**Instruction:**
Reproduce each line bearing the word "address".

-- begin Information given --

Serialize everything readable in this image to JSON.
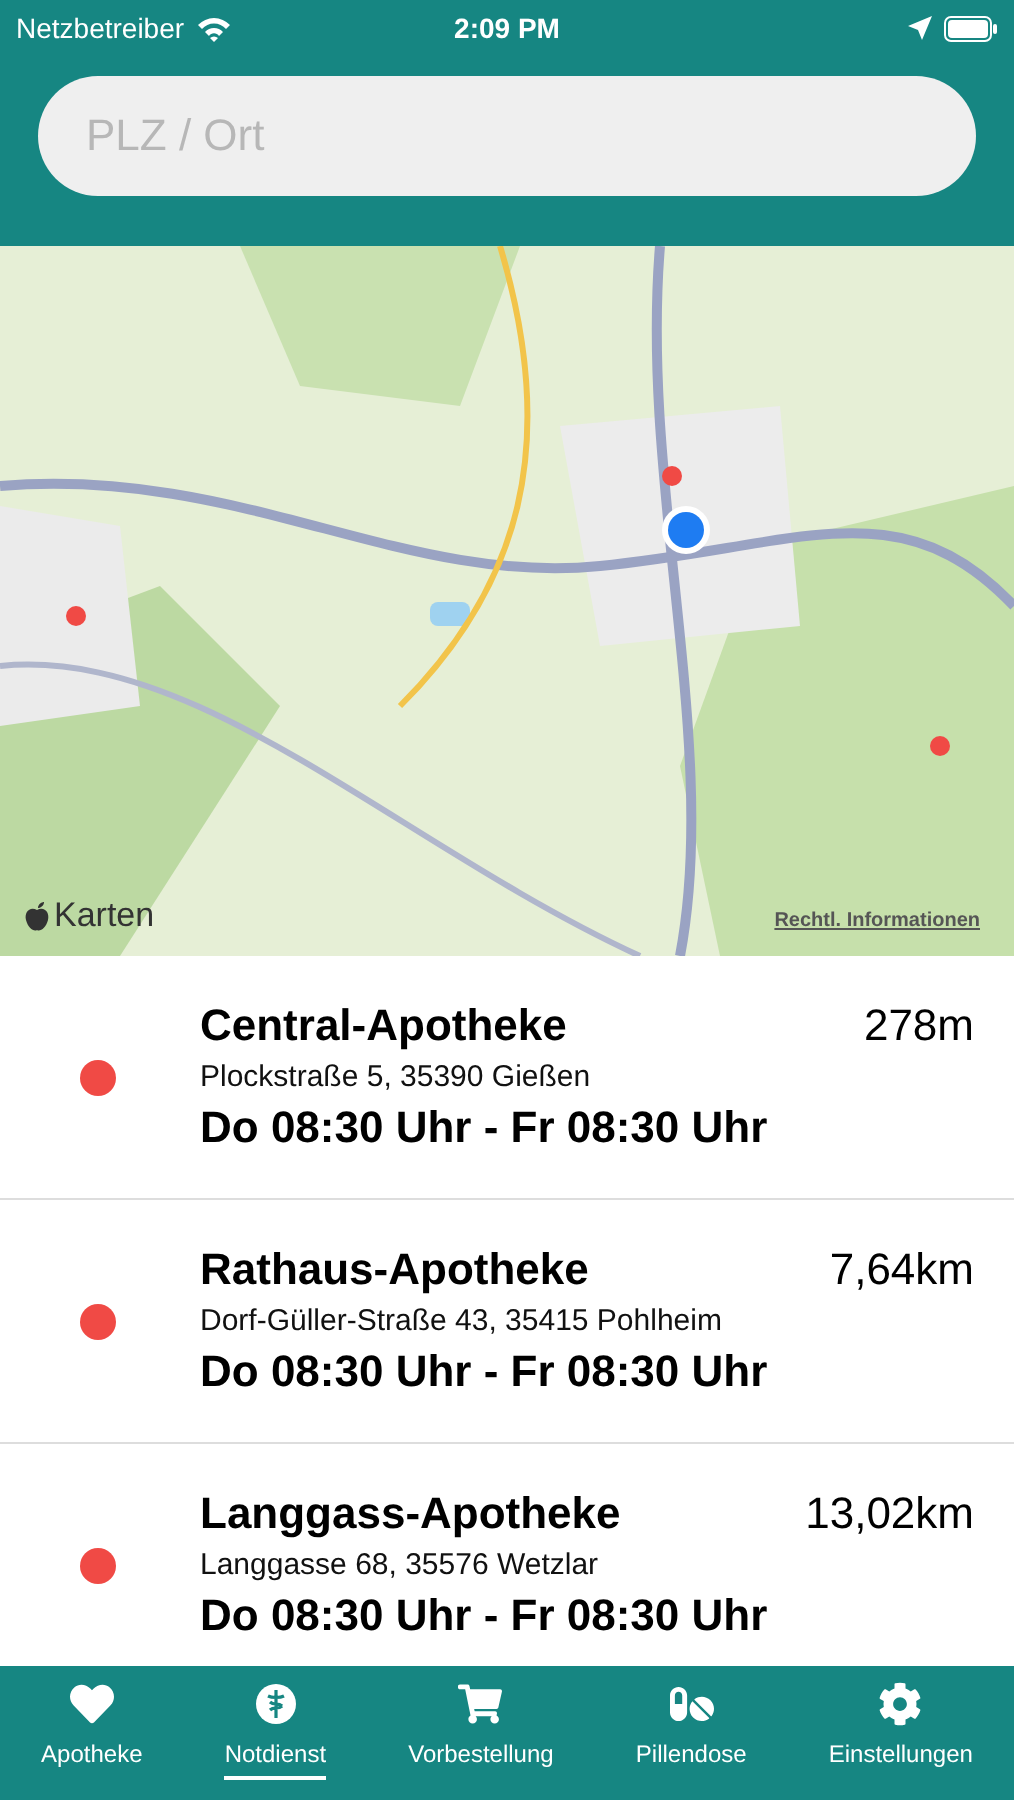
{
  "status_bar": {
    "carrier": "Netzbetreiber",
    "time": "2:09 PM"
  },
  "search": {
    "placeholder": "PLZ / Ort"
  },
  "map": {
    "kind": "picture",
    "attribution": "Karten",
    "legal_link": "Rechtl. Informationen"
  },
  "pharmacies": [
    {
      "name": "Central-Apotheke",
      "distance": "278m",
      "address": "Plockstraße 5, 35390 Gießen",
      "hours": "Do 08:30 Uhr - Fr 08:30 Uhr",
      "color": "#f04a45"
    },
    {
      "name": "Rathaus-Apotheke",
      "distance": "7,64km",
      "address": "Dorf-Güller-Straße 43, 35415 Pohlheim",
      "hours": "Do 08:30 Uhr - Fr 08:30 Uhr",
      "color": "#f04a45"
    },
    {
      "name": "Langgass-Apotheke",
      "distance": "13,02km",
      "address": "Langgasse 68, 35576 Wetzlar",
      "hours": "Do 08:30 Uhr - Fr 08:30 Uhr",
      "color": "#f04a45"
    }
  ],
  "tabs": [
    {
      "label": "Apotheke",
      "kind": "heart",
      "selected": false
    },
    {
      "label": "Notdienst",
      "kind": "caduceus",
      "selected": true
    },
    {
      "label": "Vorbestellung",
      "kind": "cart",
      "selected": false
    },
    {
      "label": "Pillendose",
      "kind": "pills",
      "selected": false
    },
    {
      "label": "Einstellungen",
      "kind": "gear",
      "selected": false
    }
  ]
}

-- end Information given --

**Output for this task:**
      "address": "Plockstraße 5, 35390 Gießen",
      "address": "Dorf-Güller-Straße 43, 35415 Pohlheim",
      "address": "Langgasse 68, 35576 Wetzlar",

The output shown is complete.